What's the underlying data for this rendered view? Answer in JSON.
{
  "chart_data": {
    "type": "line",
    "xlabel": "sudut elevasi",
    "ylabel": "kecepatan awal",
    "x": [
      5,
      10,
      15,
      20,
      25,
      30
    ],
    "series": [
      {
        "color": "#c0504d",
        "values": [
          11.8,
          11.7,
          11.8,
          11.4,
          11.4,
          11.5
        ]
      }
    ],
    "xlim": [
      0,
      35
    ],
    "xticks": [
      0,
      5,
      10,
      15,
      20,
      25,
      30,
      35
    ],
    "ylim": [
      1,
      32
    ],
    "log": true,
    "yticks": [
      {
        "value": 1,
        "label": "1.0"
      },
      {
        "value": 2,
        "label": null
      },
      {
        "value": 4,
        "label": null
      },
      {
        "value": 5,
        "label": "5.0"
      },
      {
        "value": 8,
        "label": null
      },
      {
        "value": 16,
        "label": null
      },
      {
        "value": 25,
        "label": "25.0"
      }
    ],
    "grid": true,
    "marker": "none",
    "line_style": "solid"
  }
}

______

== What to work on ==
Write out every entry exactly as given.

== Result below ==
What's the underlying data for this rendered view? Answer in JSON.
{
  "chart_data": {
    "type": "line",
    "xlabel": "sudut elevasi",
    "ylabel": "kecepatan awal",
    "x": [
      5,
      10,
      15,
      20,
      25,
      30
    ],
    "series": [
      {
        "color": "#c0504d",
        "values": [
          11.8,
          11.7,
          11.8,
          11.4,
          11.4,
          11.5
        ]
      }
    ],
    "xlim": [
      0,
      35
    ],
    "xticks": [
      0,
      5,
      10,
      15,
      20,
      25,
      30,
      35
    ],
    "ylim": [
      1,
      32
    ],
    "log": true,
    "yticks": [
      {
        "value": 1,
        "label": "1.0"
      },
      {
        "value": 2,
        "label": null
      },
      {
        "value": 4,
        "label": null
      },
      {
        "value": 5,
        "label": "5.0"
      },
      {
        "value": 8,
        "label": null
      },
      {
        "value": 16,
        "label": null
      },
      {
        "value": 25,
        "label": "25.0"
      }
    ],
    "grid": true,
    "marker": "none",
    "line_style": "solid"
  }
}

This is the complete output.